WORK INSTRUCTIONS:
Copy every line from the records below that holds the word "MAPE".

Saved data entries:
<<<<
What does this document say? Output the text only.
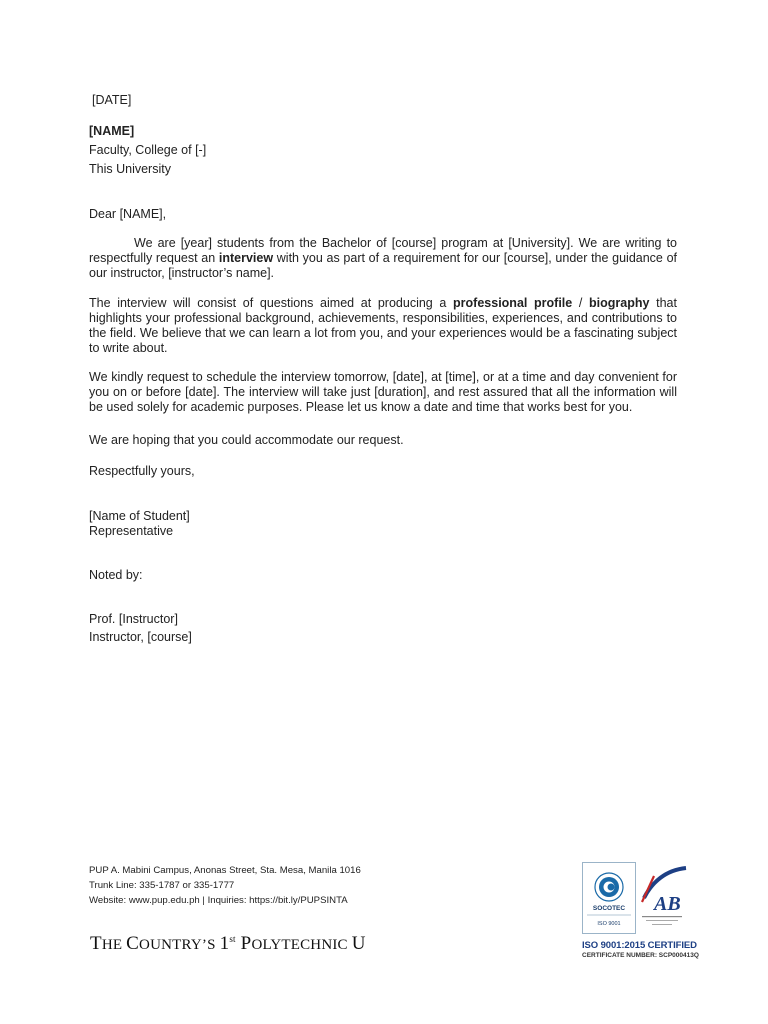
[DATE]
[NAME]
Faculty, College of [-]
This University
Dear [NAME],
We are [year] students from the Bachelor of [course] program at [University]. We are writing to respectfully request an interview with you as part of a requirement for our [course], under the guidance of our instructor, [instructor’s name].
The interview will consist of questions aimed at producing a professional profile / biography that highlights your professional background, achievements, responsibilities, experiences, and contributions to the field. We believe that we can learn a lot from you, and your experiences would be a fascinating subject to write about.
We kindly request to schedule the interview tomorrow, [date], at [time], or at a time and day convenient for you on or before [date]. The interview will take just [duration], and rest assured that all the information will be used solely for academic purposes. Please let us know a date and time that works best for you.
We are hoping that you could accommodate our request.
Respectfully yours,
[Name of Student]
Representative
Noted by:
Prof. [Instructor]
Instructor, [course]
PUP A. Mabini Campus, Anonas Street, Sta. Mesa, Manila 1016
Trunk Line: 335-1787 or 335-1777
Website: www.pup.edu.ph | Inquiries: https://bit.ly/PUPSINTA
THE COUNTRY’S 1st POLYTECHNIC U
SOCOTEC
ISO 9001
AB
ISO 9001:2015 CERTIFIED
CERTIFICATE NUMBER: SCP000413Q
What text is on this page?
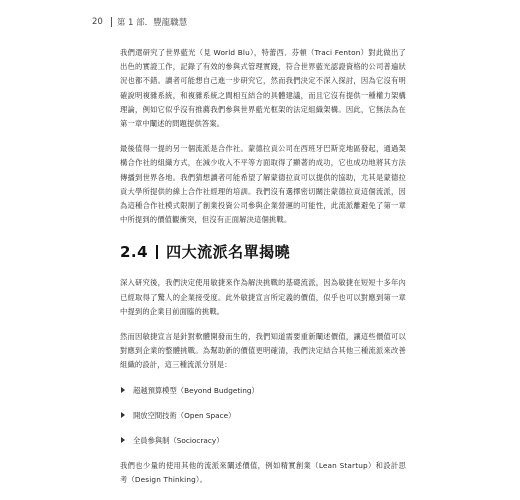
20 第 1 部．豐龍職慧

我們還研究了世界藍光（見 World Blu），特蕾西．芬頓（Traci Fenton）對此做出了出色的實證工作，記錄了有效的參與式管理實踐，符合世界藍光認證資格的公司普遍狀況也都不錯。讀者可能想自己進一步研究它，然而我們決定不深入探討，因為它沒有明確說明複雜系統，和複雜系統之間相互結合的具體建議，而且它沒有提供一種權力架構理論，例如它似乎沒有推薦我們參與世界藍光框架的法定組織架構。因此，它無法為在第一章中闡述的問題提供答案。

最後值得一提的另一個流派是合作社。蒙德拉貢公司在西班牙巴斯克地區發起，通過架構合作社的組織方式，在減少收入不平等方面取得了顯著的成功，它也成功地將其方法傳播到世界各地。我們猜想讀者可能希望了解蒙德拉貢可以提供的協助，尤其是蒙德拉貢大學所提供的線上合作社經理的培訓。我們沒有選擇密切關注蒙德拉貢這個流派，因為這種合作社模式限制了創業投資公司參與企業營運的可能性，此流派離避免了第一章中所提到的價值觀衝突，但沒有正面解決這個挑戰。

2.4 四大流派名單揭曉

深入研究後，我們決定使用敏捷來作為解決挑戰的基礎流派，因為敏捷在短短十多年內已經取得了驚人的企業接受度。此外敏捷宣言所定義的價值，似乎也可以對應到第一章中提到的企業目前面臨的挑戰。

然而因敏捷宣言是針對軟體開發而生的，我們知道需要重新闡述價值，讓這些價值可以對應到企業的整體挑戰。為幫助新的價值更明確清，我們決定結合其他三種流派來改善組織的設計，這三種流派分別是：

超越預算模型（Beyond Budgeting）
開放空間技術（Open Space）
全員參與制（Sociocracy）

我們也少量的使用其他的流派來闡述價值，例如精實創業（Lean Startup）和設計思考（Design Thinking）。
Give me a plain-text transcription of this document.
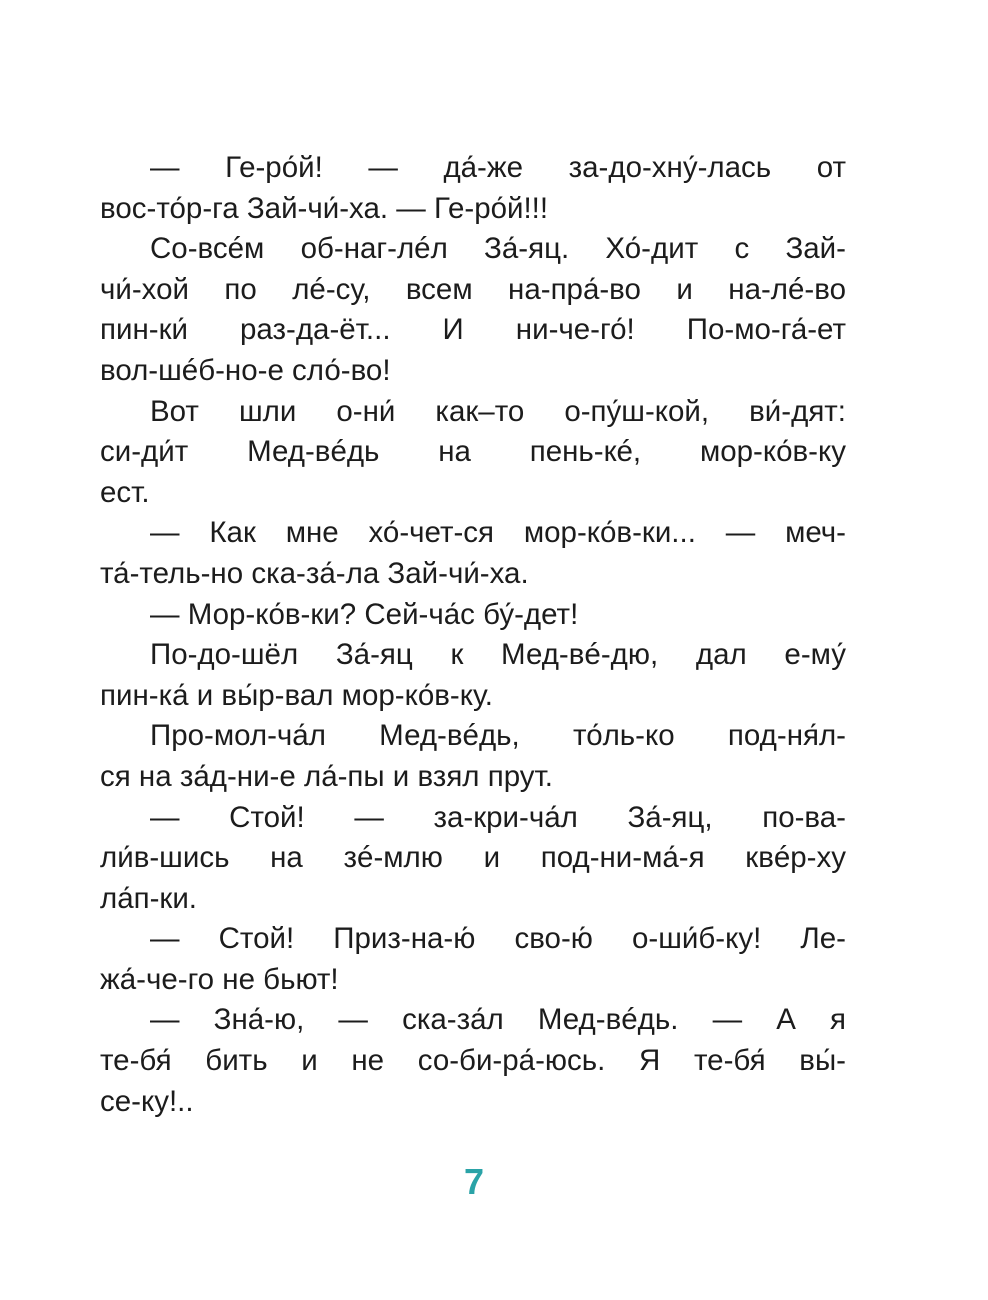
— Ге-ро́й! — да́-же за-до-хну́-лась от
вос-то́р-га Зай-чи́-ха. — Ге-ро́й!!!
Со-всéм об-наг-лéл За́-яц. Хо́-дит с Зай-
чи́-хой по лé-су, всем на-пра́-во и на-лé-во
пин-ки́ раз-да-ёт... И ни-че-го́! По-мо-га́-ет
вол-шéб-но-е сло́-во!
Вот шли о-ни́ как–то о-пу́ш-кой, ви́-дят:
си-ди́т Мед-вéдь на пень-кé, мор-ко́в-ку
ест.
— Как мне хо́-чет-ся мор-ко́в-ки... — меч-
та́-тель-но ска-за́-ла Зай-чи́-ха.
— Мор-ко́в-ки? Сей-ча́с бу́-дет!
По-до-шёл За́-яц к Мед-вé-дю, дал е-му́
пин-ка́ и вы́р-вал мор-ко́в-ку.
Про-мол-ча́л Мед-вéдь, то́ль-ко под-ня́л-
ся на за́д-ни-е ла́-пы и взял прут.
— Стой! — за-кри-ча́л За́-яц, по-ва-
ли́в-шись на зé-млю и под-ни-ма́-я квéр-ху
ла́п-ки.
— Стой! Приз-на-ю́ сво-ю́ о-ши́б-ку! Ле-
жа́-че-го не бьют!
— Зна́-ю, — ска-за́л Мед-вéдь. — А я
те-бя́ бить и не со-би-ра́-юсь. Я те-бя́ вы́-
се-ку!..
7
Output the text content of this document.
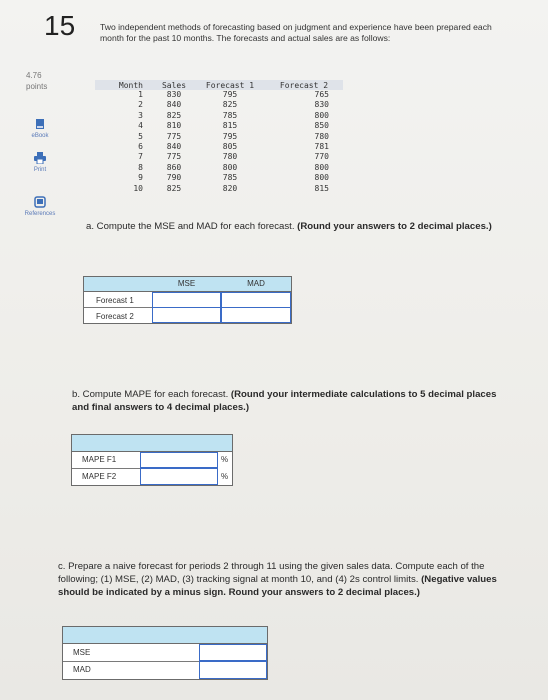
15
4.76
points
eBook
Print
References
Two independent methods of forecasting based on judgment and experience have been prepared each month for the past 10 months. The forecasts and actual sales are as follows:
Month	Sales	Forecast 1	Forecast 2
1	830	795	765
2	840	825	830
3	825	785	800
4	810	815	850
5	775	795	780
6	840	805	781
7	775	780	770
8	860	800	800
9	790	785	800
10	825	820	815
a. Compute the MSE and MAD for each forecast. (Round your answers to 2 decimal places.)
MSE	MAD
Forecast 1
Forecast 2
b. Compute MAPE for each forecast. (Round your intermediate calculations to 5 decimal places and final answers to 4 decimal places.)
MAPE F1
MAPE F2
%
%
c. Prepare a naive forecast for periods 2 through 11 using the given sales data. Compute each of the following; (1) MSE, (2) MAD, (3) tracking signal at month 10, and (4) 2s control limits. (Negative values should be indicated by a minus sign. Round your answers to 2 decimal places.)
MSE
MAD
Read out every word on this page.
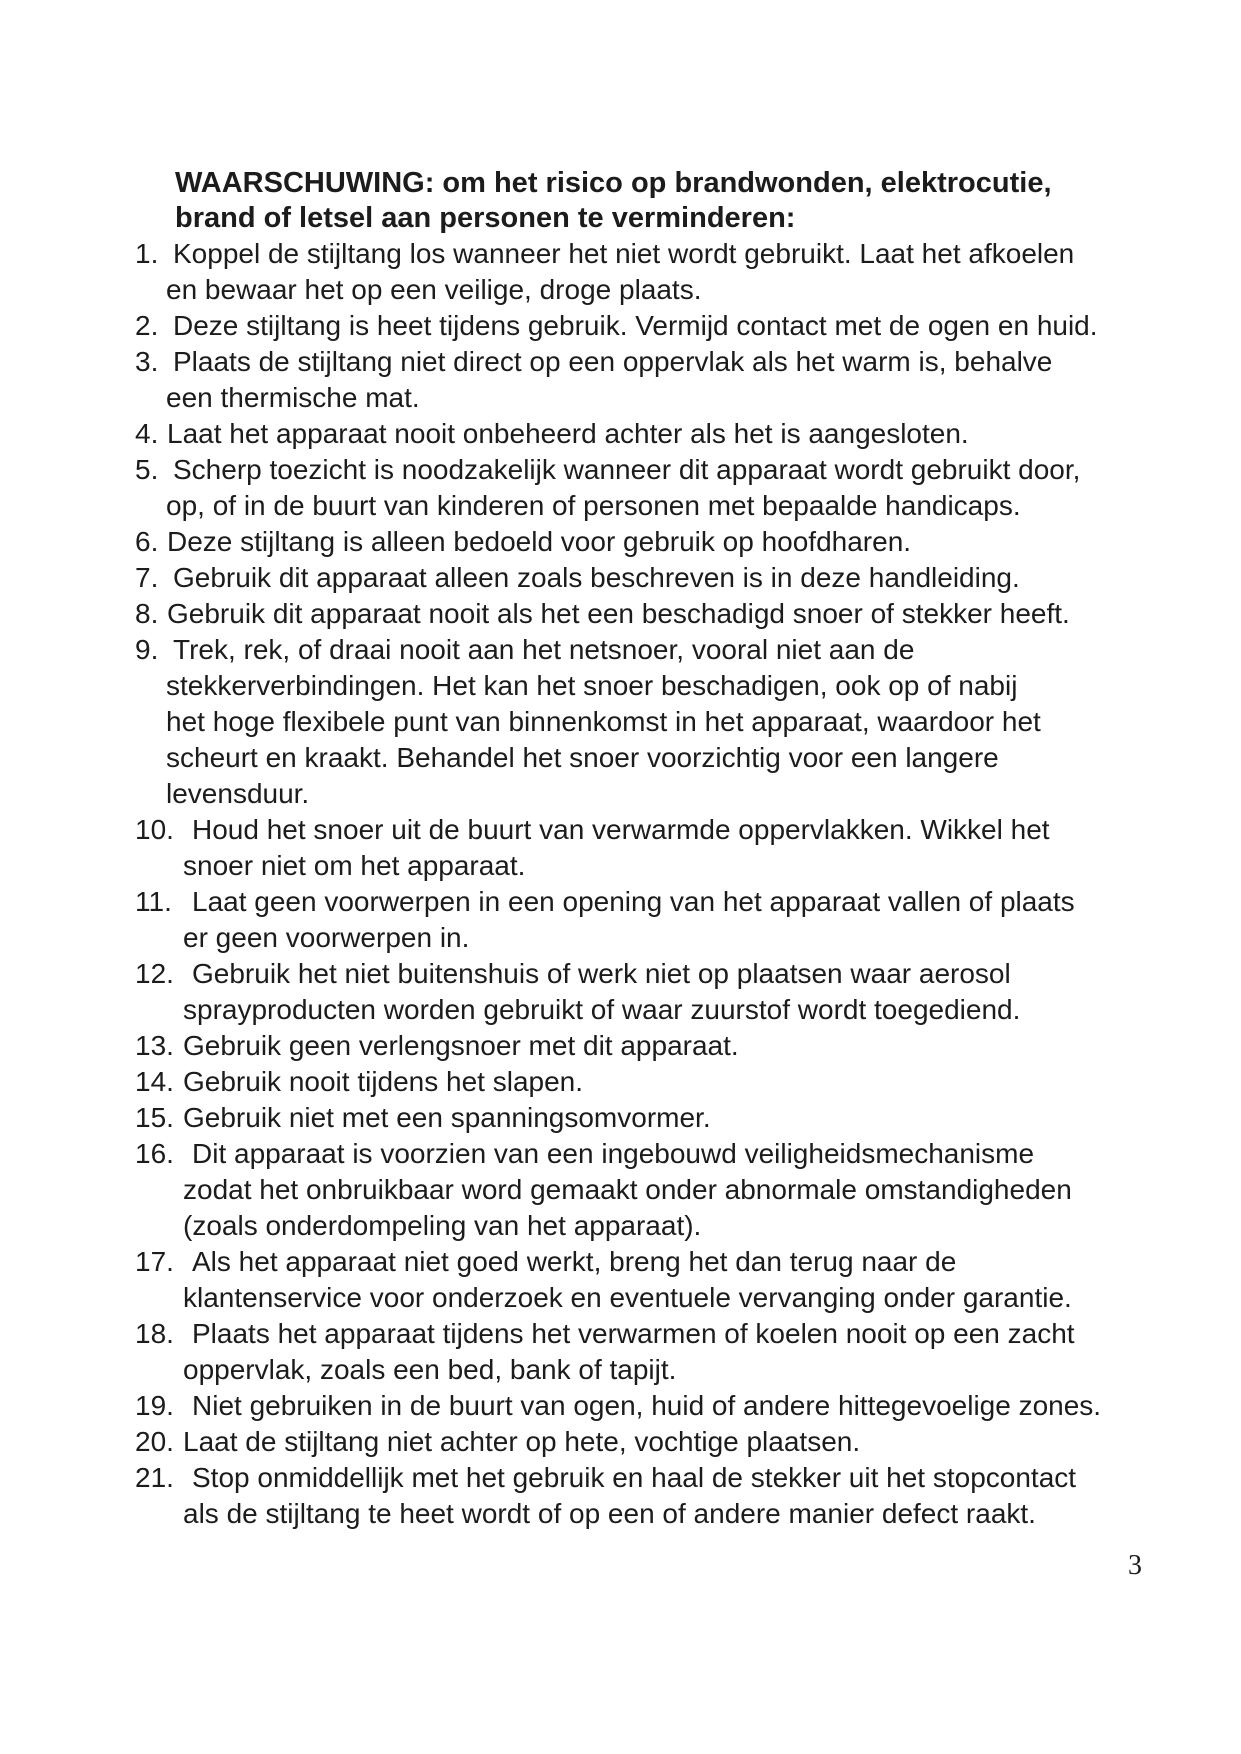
WAARSCHUWING: om het risico op brandwonden, elektrocutie,
brand of letsel aan personen te verminderen:
1. Koppel de stijltang los wanneer het niet wordt gebruikt. Laat het afkoelen
en bewaar het op een veilige, droge plaats.
2. Deze stijltang is heet tijdens gebruik. Vermijd contact met de ogen en huid.
3. Plaats de stijltang niet direct op een oppervlak als het warm is, behalve
een thermische mat.
4. Laat het apparaat nooit onbeheerd achter als het is aangesloten.
5. Scherp toezicht is noodzakelijk wanneer dit apparaat wordt gebruikt door,
op, of in de buurt van kinderen of personen met bepaalde handicaps.
6. Deze stijltang is alleen bedoeld voor gebruik op hoofdharen.
7. Gebruik dit apparaat alleen zoals beschreven is in deze handleiding.
8. Gebruik dit apparaat nooit als het een beschadigd snoer of stekker heeft.
9. Trek, rek, of draai nooit aan het netsnoer, vooral niet aan de
stekkerverbindingen. Het kan het snoer beschadigen, ook op of nabij
het hoge flexibele punt van binnenkomst in het apparaat, waardoor het
scheurt en kraakt. Behandel het snoer voorzichtig voor een langere
levensduur.
10. Houd het snoer uit de buurt van verwarmde oppervlakken. Wikkel het
snoer niet om het apparaat.
11. Laat geen voorwerpen in een opening van het apparaat vallen of plaats
er geen voorwerpen in.
12. Gebruik het niet buitenshuis of werk niet op plaatsen waar aerosol
sprayproducten worden gebruikt of waar zuurstof wordt toegediend.
13. Gebruik geen verlengsnoer met dit apparaat.
14. Gebruik nooit tijdens het slapen.
15. Gebruik niet met een spanningsomvormer.
16. Dit apparaat is voorzien van een ingebouwd veiligheidsmechanisme
zodat het onbruikbaar word gemaakt onder abnormale omstandigheden
(zoals onderdompeling van het apparaat).
17. Als het apparaat niet goed werkt, breng het dan terug naar de
klantenservice voor onderzoek en eventuele vervanging onder garantie.
18. Plaats het apparaat tijdens het verwarmen of koelen nooit op een zacht
oppervlak, zoals een bed, bank of tapijt.
19. Niet gebruiken in de buurt van ogen, huid of andere hittegevoelige zones.
20. Laat de stijltang niet achter op hete, vochtige plaatsen.
21. Stop onmiddellijk met het gebruik en haal de stekker uit het stopcontact
als de stijltang te heet wordt of op een of andere manier defect raakt.
3
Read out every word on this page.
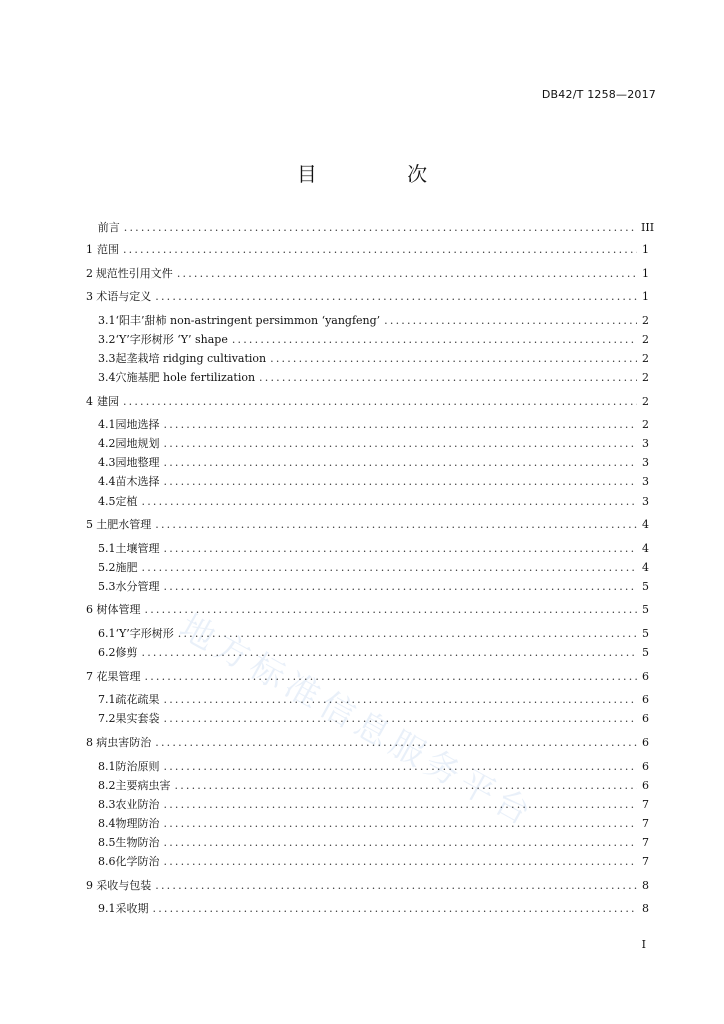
DB42/T 1258—2017
目 次
地方标准信息服务平台
前言 .....	III
1 范围 .....	1
2 规范性引用文件 .....	1
3 术语与定义 .....	1
3.1 ‘阳丰’甜柿 non-astringent persimmon ‘yangfeng’ .....	2
3.2 ‘Y’字形树形 ‘Y’ shape .....	2
3.3 起垄栽培 ridging cultivation .....	2
3.4 穴施基肥 hole fertilization .....	2
4 建园 .....	2
4.1 园地选择 .....	2
4.2 园地规划 .....	3
4.3 园地整理 .....	3
4.4 苗木选择 .....	3
4.5 定植 .....	3
5 土肥水管理 .....	4
5.1 土壤管理 .....	4
5.2 施肥 .....	4
5.3 水分管理 .....	5
6 树体管理 .....	5
6.1 ‘Y’字形树形 .....	5
6.2 修剪 .....	5
7 花果管理 .....	6
7.1 疏花疏果 .....	6
7.2 果实套袋 .....	6
8 病虫害防治 .....	6
8.1 防治原则 .....	6
8.2 主要病虫害 .....	6
8.3 农业防治 .....	7
8.4 物理防治 .....	7
8.5 生物防治 .....	7
8.6 化学防治 .....	7
9 采收与包装 .....	8
9.1 采收期 .....	8
I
>>>>
TASK SOLUTION:
b. Compute MAPE for each forecast. (Round your intermediate calculations to 5 decimal places and final answers to 4 decimal places.)
MAPE F1
MAPE F2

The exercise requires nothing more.